Extract to read:
►

HomeBlogOutsourcingRefactoring vs Rewriting from Scratch: Which to Choose When You Have Technical Debt?

Refactoring vs Rewriting from Scratch: Which to Choose When You Have Technical Debt?

June 12, 2026

Alex Shubin | Founder & CEO at SDA

refactoring-vs-rewriting-from-scratch-which-to-choose-when-you-have-technical-debt

Refactoring is the safer default in most cases. A full rewrite is justified only when the architecture, technology stack, or scalability limits make incremental improvement unrealistic.

This article walks through how to make this decision based on measurable signals - not gut feeling - and covers refactoring, full rewrites, and the Strangler Fig pattern as a middle path.

What is technical debt and why does it accumulate?

Technical debt is the accumulated cost of development shortcuts. Deadlines, rushed features, skipped tests - each adds a little complexity. Over time, that complexity slows down new features, debugging, and onboarding new developers.

Debt comes in four types:

  • Code debt: poorly written functions, duplication, missing tests
  • Architectural debt: bad system-level decisions (e.g. a monolith that can't scale horizontally)
  • Knowledge debt: the code works, but no one remembers why
  • Dependency debt: outdated libraries, unmaintained frameworks, dead language versions

Taking on debt isn't always wrong. Problems begin when no one pays it back and it accumulates year after year.

How do you know it's time to act?

Look at measurable signals, not subjective impressions like "this code is awful":

Lead time: how long from task start to production. A simple feature taking three weeks instead of three days is a signal.

◄

Listed entries:

►

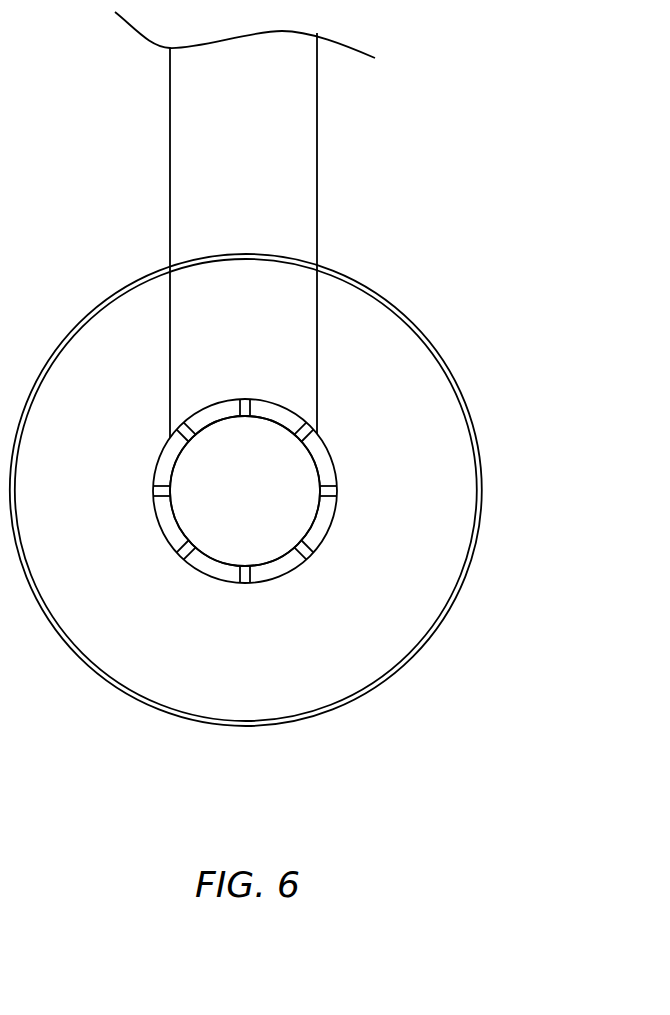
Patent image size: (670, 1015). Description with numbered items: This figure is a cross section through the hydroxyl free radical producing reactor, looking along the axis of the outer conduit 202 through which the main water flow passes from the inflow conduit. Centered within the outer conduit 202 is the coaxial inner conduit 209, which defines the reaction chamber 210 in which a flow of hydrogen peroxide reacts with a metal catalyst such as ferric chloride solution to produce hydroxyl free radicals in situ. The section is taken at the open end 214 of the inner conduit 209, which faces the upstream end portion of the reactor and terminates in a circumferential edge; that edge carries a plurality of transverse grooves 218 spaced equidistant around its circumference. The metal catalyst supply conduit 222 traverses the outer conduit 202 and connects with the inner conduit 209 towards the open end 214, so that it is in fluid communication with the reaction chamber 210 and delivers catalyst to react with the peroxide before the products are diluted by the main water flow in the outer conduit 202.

The outer conduit 202 is at (430, 350).
The inner conduit 209 is at (160, 462).
The reaction chamber 210 is at (220, 500).
The open end 214 is at (317, 528).
The transverse grooves 218 is at (330, 490).
The metal catalyst supply conduit 222 is at (317, 178).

◄

Your task:
In the article on refactoring versus rewriting, which type of technical debt describes code that works but that no one remembers the reason for?

Result for this exercise:
Knowledge debt.